REQUIREMENTS: Each record below must be returned exactly as shown.

* Start ROWS *

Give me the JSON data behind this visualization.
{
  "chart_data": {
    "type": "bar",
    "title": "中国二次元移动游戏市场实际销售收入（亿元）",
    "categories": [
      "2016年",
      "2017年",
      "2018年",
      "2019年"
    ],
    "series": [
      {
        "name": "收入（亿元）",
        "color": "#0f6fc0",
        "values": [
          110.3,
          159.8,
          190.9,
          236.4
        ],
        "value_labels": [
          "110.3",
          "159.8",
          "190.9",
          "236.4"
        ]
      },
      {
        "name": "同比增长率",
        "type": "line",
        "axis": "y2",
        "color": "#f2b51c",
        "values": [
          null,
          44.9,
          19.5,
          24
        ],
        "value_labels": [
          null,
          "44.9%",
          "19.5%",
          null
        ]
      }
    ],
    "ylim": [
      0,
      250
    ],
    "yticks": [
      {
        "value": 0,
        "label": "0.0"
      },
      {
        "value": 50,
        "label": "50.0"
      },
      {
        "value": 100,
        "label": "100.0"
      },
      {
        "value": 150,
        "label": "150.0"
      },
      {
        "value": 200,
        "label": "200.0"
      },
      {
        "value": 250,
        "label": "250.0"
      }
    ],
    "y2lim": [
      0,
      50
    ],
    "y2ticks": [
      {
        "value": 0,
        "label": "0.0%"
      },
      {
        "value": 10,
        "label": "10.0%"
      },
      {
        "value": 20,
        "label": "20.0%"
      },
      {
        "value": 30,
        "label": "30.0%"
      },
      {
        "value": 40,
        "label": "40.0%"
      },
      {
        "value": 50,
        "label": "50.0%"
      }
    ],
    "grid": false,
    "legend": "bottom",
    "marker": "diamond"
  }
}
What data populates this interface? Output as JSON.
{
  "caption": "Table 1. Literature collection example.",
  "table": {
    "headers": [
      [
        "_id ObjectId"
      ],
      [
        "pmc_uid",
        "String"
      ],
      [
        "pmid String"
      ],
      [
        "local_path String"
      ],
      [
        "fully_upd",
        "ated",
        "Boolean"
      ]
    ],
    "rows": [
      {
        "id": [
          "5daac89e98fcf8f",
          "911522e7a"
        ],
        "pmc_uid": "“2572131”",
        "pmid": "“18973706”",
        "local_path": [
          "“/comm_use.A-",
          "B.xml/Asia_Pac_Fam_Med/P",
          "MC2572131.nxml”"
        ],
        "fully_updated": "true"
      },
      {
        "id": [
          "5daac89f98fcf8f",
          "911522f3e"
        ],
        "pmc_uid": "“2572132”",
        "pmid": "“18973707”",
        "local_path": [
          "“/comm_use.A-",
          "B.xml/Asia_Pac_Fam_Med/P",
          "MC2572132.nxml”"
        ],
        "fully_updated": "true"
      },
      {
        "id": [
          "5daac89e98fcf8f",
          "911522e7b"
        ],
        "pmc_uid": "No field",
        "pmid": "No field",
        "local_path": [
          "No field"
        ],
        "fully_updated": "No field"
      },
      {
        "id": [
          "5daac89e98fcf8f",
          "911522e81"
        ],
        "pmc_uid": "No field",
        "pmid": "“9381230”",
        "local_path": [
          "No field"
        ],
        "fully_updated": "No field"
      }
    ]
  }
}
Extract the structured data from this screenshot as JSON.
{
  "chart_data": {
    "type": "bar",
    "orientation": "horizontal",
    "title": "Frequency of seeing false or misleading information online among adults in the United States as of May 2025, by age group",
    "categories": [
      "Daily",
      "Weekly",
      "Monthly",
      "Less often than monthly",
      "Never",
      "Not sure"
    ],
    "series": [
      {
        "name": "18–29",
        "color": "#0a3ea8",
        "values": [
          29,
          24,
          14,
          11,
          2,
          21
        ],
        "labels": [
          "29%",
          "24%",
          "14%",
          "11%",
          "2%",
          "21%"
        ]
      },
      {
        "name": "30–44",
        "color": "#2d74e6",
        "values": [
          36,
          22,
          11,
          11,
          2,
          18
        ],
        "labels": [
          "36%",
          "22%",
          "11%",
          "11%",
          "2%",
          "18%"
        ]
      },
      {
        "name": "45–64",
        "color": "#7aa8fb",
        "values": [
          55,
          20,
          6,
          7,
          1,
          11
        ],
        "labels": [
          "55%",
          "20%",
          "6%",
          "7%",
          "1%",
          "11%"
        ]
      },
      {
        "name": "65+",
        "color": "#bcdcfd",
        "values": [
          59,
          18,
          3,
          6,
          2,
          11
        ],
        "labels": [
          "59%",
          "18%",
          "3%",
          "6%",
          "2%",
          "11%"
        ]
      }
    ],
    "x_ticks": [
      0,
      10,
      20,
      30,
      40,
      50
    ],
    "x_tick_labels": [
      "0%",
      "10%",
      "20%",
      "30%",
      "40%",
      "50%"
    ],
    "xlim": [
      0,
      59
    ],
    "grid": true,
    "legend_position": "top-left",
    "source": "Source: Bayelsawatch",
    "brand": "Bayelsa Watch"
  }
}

* End ROWS *

CORRECT RESULT:
Give me the JSON data behind this visualization.
{
  "chart_data": {
    "type": "bar",
    "title": "中国二次元移动游戏市场实际销售收入（亿元）",
    "categories": [
      "2016年",
      "2017年",
      "2018年",
      "2019年"
    ],
    "series": [
      {
        "name": "收入（亿元）",
        "color": "#0f6fc0",
        "values": [
          110.3,
          159.8,
          190.9,
          236.4
        ],
        "value_labels": [
          "110.3",
          "159.8",
          "190.9",
          "236.4"
        ]
      },
      {
        "name": "同比增长率",
        "type": "line",
        "axis": "y2",
        "color": "#f2b51c",
        "values": [
          null,
          44.9,
          19.5,
          24
        ],
        "value_labels": [
          null,
          "44.9%",
          "19.5%",
          null
        ]
      }
    ],
    "ylim": [
      0,
      250
    ],
    "yticks": [
      {
        "value": 0,
        "label": "0.0"
      },
      {
        "value": 50,
        "label": "50.0"
      },
      {
        "value": 100,
        "label": "100.0"
      },
      {
        "value": 150,
        "label": "150.0"
      },
      {
        "value": 200,
        "label": "200.0"
      },
      {
        "value": 250,
        "label": "250.0"
      }
    ],
    "y2lim": [
      0,
      50
    ],
    "y2ticks": [
      {
        "value": 0,
        "label": "0.0%"
      },
      {
        "value": 10,
        "label": "10.0%"
      },
      {
        "value": 20,
        "label": "20.0%"
      },
      {
        "value": 30,
        "label": "30.0%"
      },
      {
        "value": 40,
        "label": "40.0%"
      },
      {
        "value": 50,
        "label": "50.0%"
      }
    ],
    "grid": false,
    "legend": "bottom",
    "marker": "diamond"
  }
}
What data populates this interface? Output as JSON.
{
  "caption": "Table 1. Literature collection example.",
  "table": {
    "headers": [
      [
        "_id ObjectId"
      ],
      [
        "pmc_uid",
        "String"
      ],
      [
        "pmid String"
      ],
      [
        "local_path String"
      ],
      [
        "fully_upd",
        "ated",
        "Boolean"
      ]
    ],
    "rows": [
      {
        "id": [
          "5daac89e98fcf8f",
          "911522e7a"
        ],
        "pmc_uid": "“2572131”",
        "pmid": "“18973706”",
        "local_path": [
          "“/comm_use.A-",
          "B.xml/Asia_Pac_Fam_Med/P",
          "MC2572131.nxml”"
        ],
        "fully_updated": "true"
      },
      {
        "id": [
          "5daac89f98fcf8f",
          "911522f3e"
        ],
        "pmc_uid": "“2572132”",
        "pmid": "“18973707”",
        "local_path": [
          "“/comm_use.A-",
          "B.xml/Asia_Pac_Fam_Med/P",
          "MC2572132.nxml”"
        ],
        "fully_updated": "true"
      },
      {
        "id": [
          "5daac89e98fcf8f",
          "911522e7b"
        ],
        "pmc_uid": "No field",
        "pmid": "No field",
        "local_path": [
          "No field"
        ],
        "fully_updated": "No field"
      },
      {
        "id": [
          "5daac89e98fcf8f",
          "911522e81"
        ],
        "pmc_uid": "No field",
        "pmid": "“9381230”",
        "local_path": [
          "No field"
        ],
        "fully_updated": "No field"
      }
    ]
  }
}
Extract the structured data from this screenshot as JSON.
{
  "chart_data": {
    "type": "bar",
    "orientation": "horizontal",
    "title": "Frequency of seeing false or misleading information online among adults in the United States as of May 2025, by age group",
    "categories": [
      "Daily",
      "Weekly",
      "Monthly",
      "Less often than monthly",
      "Never",
      "Not sure"
    ],
    "series": [
      {
        "name": "18–29",
        "color": "#0a3ea8",
        "values": [
          29,
          24,
          14,
          11,
          2,
          21
        ],
        "labels": [
          "29%",
          "24%",
          "14%",
          "11%",
          "2%",
          "21%"
        ]
      },
      {
        "name": "30–44",
        "color": "#2d74e6",
        "values": [
          36,
          22,
          11,
          11,
          2,
          18
        ],
        "labels": [
          "36%",
          "22%",
          "11%",
          "11%",
          "2%",
          "18%"
        ]
      },
      {
        "name": "45–64",
        "color": "#7aa8fb",
        "values": [
          55,
          20,
          6,
          7,
          1,
          11
        ],
        "labels": [
          "55%",
          "20%",
          "6%",
          "7%",
          "1%",
          "11%"
        ]
      },
      {
        "name": "65+",
        "color": "#bcdcfd",
        "values": [
          59,
          18,
          3,
          6,
          2,
          11
        ],
        "labels": [
          "59%",
          "18%",
          "3%",
          "6%",
          "2%",
          "11%"
        ]
      }
    ],
    "x_ticks": [
      0,
      10,
      20,
      30,
      40,
      50
    ],
    "x_tick_labels": [
      "0%",
      "10%",
      "20%",
      "30%",
      "40%",
      "50%"
    ],
    "xlim": [
      0,
      59
    ],
    "grid": true,
    "legend_position": "top-left",
    "source": "Source: Bayelsawatch",
    "brand": "Bayelsa Watch"
  }
}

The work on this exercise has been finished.